● **WHAT TO PRODUCE**:
Across the records, how many lines contain "links"? Answer with the number alone.

● **DATA RECORDS**:
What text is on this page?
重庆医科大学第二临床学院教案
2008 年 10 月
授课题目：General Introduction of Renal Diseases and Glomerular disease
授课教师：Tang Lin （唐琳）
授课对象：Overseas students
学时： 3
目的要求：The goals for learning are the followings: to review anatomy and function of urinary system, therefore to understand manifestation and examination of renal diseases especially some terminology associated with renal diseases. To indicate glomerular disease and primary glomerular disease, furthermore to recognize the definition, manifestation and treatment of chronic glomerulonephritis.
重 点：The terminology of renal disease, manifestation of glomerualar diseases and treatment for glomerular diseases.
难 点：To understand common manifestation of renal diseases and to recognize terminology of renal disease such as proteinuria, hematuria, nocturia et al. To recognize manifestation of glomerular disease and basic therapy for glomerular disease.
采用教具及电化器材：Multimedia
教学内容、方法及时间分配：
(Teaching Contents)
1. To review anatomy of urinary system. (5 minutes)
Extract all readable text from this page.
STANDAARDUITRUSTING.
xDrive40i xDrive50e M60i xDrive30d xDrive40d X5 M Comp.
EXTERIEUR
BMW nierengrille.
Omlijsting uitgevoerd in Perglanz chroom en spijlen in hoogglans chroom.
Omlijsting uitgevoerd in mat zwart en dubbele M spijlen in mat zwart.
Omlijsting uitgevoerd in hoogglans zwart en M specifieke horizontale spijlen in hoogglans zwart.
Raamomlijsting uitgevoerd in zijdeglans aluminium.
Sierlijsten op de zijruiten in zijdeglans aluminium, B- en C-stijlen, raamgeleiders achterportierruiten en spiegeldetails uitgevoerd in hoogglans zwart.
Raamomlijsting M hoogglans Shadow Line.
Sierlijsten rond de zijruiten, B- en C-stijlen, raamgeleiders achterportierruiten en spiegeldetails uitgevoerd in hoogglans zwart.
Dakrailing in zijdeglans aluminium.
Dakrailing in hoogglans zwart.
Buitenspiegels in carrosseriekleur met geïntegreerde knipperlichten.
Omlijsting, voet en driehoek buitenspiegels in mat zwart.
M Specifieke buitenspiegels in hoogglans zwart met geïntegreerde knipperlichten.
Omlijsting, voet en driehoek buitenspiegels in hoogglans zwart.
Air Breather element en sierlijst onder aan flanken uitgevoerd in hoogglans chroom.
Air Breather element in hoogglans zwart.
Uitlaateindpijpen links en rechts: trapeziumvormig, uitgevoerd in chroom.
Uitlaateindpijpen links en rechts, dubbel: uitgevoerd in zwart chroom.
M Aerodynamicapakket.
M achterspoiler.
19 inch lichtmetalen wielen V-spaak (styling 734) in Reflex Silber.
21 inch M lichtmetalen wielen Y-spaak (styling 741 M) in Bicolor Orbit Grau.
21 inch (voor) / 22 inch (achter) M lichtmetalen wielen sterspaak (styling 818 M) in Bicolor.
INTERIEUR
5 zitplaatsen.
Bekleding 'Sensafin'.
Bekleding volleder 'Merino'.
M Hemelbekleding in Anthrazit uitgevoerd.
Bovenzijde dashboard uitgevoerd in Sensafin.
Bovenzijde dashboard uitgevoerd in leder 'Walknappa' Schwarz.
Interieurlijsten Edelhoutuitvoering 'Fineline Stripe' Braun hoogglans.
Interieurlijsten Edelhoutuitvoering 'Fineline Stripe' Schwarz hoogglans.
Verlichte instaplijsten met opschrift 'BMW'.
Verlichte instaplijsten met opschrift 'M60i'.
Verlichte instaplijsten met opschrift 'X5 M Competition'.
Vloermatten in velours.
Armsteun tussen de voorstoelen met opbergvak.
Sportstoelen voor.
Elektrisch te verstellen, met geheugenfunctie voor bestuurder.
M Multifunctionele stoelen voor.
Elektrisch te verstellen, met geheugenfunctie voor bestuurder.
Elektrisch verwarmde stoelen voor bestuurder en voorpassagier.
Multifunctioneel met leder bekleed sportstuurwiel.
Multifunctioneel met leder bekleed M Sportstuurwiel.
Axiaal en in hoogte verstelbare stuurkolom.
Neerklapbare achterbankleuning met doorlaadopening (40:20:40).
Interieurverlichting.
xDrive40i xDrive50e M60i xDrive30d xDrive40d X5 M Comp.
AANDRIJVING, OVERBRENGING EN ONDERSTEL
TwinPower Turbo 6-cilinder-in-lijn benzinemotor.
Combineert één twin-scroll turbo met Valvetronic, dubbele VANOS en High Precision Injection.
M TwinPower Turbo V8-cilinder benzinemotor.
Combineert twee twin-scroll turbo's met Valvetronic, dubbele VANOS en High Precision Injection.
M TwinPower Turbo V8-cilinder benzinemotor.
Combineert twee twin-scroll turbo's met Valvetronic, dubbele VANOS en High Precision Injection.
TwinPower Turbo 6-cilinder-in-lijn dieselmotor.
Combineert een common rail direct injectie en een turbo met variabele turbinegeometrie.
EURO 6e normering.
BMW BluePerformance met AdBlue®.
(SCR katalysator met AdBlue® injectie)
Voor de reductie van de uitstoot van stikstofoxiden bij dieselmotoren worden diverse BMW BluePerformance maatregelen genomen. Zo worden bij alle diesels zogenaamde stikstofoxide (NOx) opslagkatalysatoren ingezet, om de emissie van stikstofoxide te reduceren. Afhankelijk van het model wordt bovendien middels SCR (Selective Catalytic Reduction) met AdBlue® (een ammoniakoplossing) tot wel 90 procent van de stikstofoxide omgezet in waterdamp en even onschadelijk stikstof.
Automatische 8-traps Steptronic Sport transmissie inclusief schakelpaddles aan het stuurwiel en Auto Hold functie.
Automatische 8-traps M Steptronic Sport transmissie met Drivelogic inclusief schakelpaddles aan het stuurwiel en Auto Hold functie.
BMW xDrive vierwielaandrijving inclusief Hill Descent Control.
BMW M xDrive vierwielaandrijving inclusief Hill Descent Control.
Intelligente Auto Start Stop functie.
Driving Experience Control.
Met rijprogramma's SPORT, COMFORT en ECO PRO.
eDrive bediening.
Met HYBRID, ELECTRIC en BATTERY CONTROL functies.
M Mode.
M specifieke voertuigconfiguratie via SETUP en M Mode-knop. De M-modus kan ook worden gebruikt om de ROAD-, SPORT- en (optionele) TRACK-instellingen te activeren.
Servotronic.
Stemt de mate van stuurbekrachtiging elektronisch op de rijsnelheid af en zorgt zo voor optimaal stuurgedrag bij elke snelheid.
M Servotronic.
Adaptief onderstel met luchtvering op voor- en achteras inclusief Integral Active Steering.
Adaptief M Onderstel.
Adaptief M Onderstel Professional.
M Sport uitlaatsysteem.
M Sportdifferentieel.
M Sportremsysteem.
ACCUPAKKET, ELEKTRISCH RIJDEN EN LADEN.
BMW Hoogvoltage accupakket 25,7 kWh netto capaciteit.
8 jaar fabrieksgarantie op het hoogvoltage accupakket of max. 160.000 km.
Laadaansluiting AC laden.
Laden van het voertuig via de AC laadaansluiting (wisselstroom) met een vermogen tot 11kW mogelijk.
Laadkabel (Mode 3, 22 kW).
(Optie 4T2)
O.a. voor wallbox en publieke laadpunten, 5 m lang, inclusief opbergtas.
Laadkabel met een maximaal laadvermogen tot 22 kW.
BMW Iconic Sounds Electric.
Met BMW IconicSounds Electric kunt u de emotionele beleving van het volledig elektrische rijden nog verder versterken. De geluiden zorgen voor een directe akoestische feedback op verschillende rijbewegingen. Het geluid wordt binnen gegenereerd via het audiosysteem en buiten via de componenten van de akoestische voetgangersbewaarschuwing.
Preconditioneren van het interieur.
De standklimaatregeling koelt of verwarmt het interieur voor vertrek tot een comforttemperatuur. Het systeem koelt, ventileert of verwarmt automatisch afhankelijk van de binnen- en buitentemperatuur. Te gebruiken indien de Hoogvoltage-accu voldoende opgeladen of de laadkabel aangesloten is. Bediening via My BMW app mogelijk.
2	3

● **SOLUTION TO THIS EXERCISE**:
2